--- start of Supplied passage ---

Wheew, you guys, there’s so much to talk about this ep! It felt like a “middle chapter” type episode, like The Two Towers or Catching Fire, but because of that it leaves so many doors open for what happens next?? Let’s get started!

The episode opens with our long-lost Carol (absent from the last two eps) working on a batch of cookies. It’s overlaid by a peppy, upbeat song (“Weeds and Flowers,” fittingly enough, by Parsonsfield), and when Carol runs into a walker in the woods she seems more weary and annoyed than anything. She gives the cookies out to residents of Alexandria, including leaving one on Sam’s grave, and meets Morgan along the way. She hasn’t told anyone about his Wolf-guy experiment, and she assures him she won’t.

Her cookie errand is interrupted as the rest of the group returns from Hilltop and Rick calls a meeting in the church.

--- end of Supplied passage ---
--- start of Entries ---

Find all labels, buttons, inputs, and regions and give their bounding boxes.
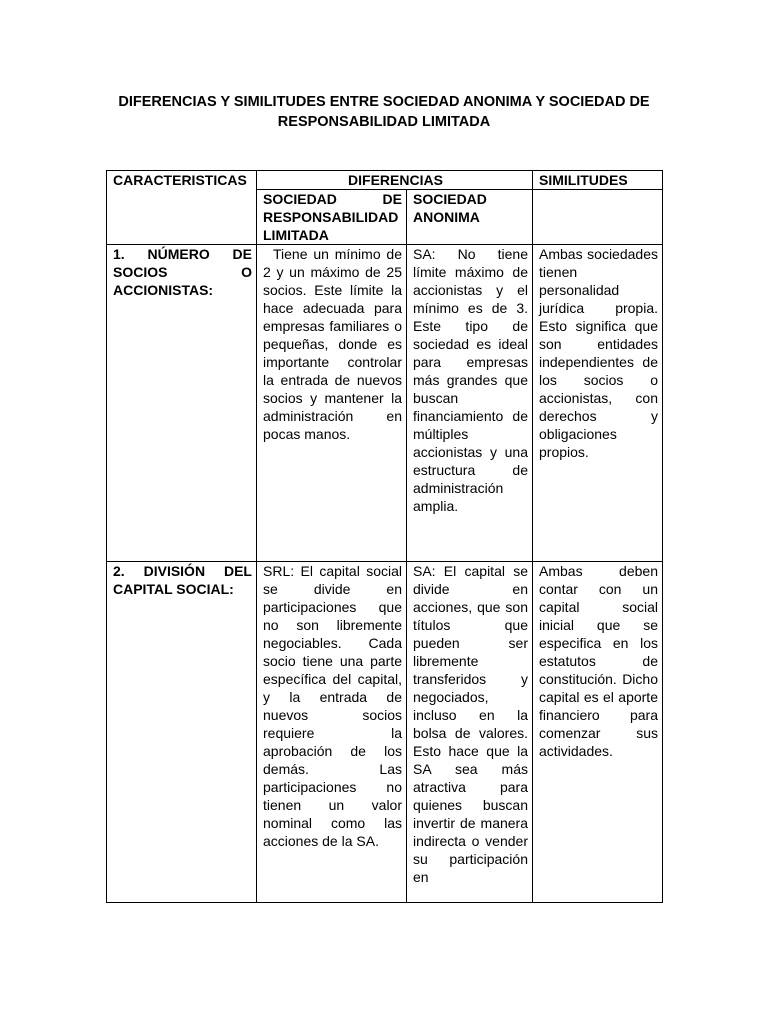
title-line-2: RESPONSABILIDAD LIMITADA	[277, 114, 491, 130]
subheader-sa: SOCIEDAD ANONIMA	[407, 190, 533, 245]
header-diferencias: DIFERENCIAS	[257, 171, 533, 190]
row-2-sa: SA: El capital se divide en acciones, que son títulos que pueden ser libremente transferidos y negociados, incluso en la bolsa de valores. Esto hace que la SA sea más atractiva para quienes buscan invertir de manera indirecta o vender su participación en	[407, 562, 533, 903]
table-row	[107, 245, 663, 562]
row-1-sa: SA: No tiene límite máximo de accionistas y el mínimo es de 3. Este tipo de sociedad es ideal para empresas más grandes que buscan financiamiento de múltiples accionistas y una estructura de administración amplia.	[407, 245, 533, 562]
table-row	[107, 562, 663, 903]
row-2-similitud: Ambas deben contar con un capital social inicial que se especifica en los estatutos de constitución. Dicho capital es el aporte financiero para comenzar sus actividades.	[533, 562, 663, 903]
subheader-similitudes-empty	[533, 190, 663, 245]
row-2-caracteristica: 2. DIVISIÓN DEL CAPITAL SOCIAL:	[107, 562, 257, 903]
row-1-srl: Tiene un mínimo de 2 y un máximo de 25 socios. Este límite la hace adecuada para empresas familiares o pequeñas, donde es importante controlar la entrada de nuevos socios y mantener la administración en pocas manos.	[257, 245, 407, 562]
comparison-table	[106, 170, 663, 903]
table-header-row	[107, 171, 663, 190]
row-1-similitud: Ambas sociedades tienen personalidad jurídica propia. Esto significa que son entidades independientes de los socios o accionistas, con derechos y obligaciones propios.	[533, 245, 663, 562]
title-line-1: DIFERENCIAS Y SIMILITUDES ENTRE SOCIEDAD ANONIMA Y SOCIEDAD DE	[118, 94, 650, 110]
header-similitudes: SIMILITUDES	[533, 171, 663, 190]
document-title	[96, 92, 672, 132]
row-1-caracteristica: 1. NÚMERO DE SOCIOS O ACCIONISTAS:	[107, 245, 257, 562]
header-caracteristicas: CARACTERISTICAS	[107, 171, 257, 245]
subheader-srl: SOCIEDAD DE RESPONSABILIDAD LIMITADA	[257, 190, 407, 245]
row-2-srl: SRL: El capital social se divide en participaciones que no son libremente negociables. Cada socio tiene una parte específica del capital, y la entrada de nuevos socios requiere la aprobación de los demás. Las participaciones no tienen un valor nominal como las acciones de la SA.	[257, 562, 407, 903]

--- end of Entries ---

- _Challenges_
- A) In the episode recap, which song plays over the opening scene?
- B) Please print the episode recap word for word, from "The episode opens" up to and including "in the church.".

- _Expected outputs_
- A) "Weeds and Flowers" by Parsonsfield.

- B)
The episode opens with our long-lost Carol (absent from the last two eps) working on a batch of cookies. It’s overlaid by a peppy, upbeat song (“Weeds and Flowers,” fittingly enough, by Parsonsfield), and when Carol runs into a walker in the woods she seems more weary and annoyed than anything. She gives the cookies out to residents of Alexandria, including leaving one on Sam’s grave, and meets Morgan along the way. She hasn’t told anyone about his Wolf-guy experiment, and she assures him she won’t.

Her cookie errand is interrupted as the rest of the group returns from Hilltop and Rick calls a meeting in the church.